▶ Source material:
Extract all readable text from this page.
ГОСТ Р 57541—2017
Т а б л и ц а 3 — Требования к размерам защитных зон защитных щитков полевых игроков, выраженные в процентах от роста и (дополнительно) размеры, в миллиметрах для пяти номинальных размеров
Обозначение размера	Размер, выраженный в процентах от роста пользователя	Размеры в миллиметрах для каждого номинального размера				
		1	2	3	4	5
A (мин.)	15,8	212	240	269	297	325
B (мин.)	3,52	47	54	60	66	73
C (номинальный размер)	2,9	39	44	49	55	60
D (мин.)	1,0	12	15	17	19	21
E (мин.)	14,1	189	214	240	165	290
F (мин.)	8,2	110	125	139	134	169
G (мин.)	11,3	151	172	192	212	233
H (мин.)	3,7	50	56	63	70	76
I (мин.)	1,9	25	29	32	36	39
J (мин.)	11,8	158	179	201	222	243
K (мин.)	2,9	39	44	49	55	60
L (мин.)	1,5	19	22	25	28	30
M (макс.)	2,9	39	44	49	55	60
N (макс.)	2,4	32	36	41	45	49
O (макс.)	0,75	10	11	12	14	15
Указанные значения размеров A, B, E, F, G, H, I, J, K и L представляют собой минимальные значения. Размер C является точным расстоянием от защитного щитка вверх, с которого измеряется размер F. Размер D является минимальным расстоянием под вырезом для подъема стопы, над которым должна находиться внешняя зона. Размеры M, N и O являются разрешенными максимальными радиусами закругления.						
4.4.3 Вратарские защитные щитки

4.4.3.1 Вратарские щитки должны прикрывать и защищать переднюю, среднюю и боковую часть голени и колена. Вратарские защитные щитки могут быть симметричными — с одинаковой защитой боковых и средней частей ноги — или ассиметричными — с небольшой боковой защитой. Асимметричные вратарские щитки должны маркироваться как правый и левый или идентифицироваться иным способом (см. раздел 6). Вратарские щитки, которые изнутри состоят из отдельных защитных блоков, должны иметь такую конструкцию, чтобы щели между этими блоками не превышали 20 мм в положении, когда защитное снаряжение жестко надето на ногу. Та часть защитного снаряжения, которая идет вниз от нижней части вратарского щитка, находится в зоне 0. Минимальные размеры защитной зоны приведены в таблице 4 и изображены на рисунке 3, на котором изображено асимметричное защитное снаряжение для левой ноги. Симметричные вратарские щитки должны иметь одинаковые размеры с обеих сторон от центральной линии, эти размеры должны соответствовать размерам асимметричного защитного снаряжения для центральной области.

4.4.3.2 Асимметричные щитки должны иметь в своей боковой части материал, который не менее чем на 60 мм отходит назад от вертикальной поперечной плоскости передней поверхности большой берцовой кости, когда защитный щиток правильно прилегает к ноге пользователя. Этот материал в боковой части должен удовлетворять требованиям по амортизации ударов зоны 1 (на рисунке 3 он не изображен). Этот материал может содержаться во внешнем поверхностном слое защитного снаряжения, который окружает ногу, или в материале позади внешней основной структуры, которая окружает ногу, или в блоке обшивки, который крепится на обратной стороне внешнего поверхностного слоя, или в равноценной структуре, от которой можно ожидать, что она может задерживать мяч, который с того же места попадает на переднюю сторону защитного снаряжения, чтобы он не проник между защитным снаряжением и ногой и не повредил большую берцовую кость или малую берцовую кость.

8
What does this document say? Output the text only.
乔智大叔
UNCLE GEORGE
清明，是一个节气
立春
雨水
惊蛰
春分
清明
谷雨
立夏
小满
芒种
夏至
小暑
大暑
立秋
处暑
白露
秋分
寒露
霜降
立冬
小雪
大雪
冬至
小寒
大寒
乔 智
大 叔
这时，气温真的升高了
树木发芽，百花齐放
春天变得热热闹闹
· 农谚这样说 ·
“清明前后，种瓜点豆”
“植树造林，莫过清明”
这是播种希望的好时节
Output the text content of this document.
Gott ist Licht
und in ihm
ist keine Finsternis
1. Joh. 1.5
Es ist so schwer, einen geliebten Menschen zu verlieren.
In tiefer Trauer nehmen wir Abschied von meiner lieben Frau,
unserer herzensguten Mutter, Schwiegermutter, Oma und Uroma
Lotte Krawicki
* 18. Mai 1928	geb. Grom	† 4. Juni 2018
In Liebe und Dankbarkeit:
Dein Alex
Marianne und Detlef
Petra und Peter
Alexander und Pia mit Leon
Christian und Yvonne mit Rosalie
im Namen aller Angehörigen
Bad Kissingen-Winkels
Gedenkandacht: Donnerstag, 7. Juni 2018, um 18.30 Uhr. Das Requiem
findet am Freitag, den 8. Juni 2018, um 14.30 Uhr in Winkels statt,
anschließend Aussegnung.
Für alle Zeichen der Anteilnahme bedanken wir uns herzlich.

▶ To be done:
Answer with one number: how many lines in the listing hold "text".

▶ Answer to this exercise:
3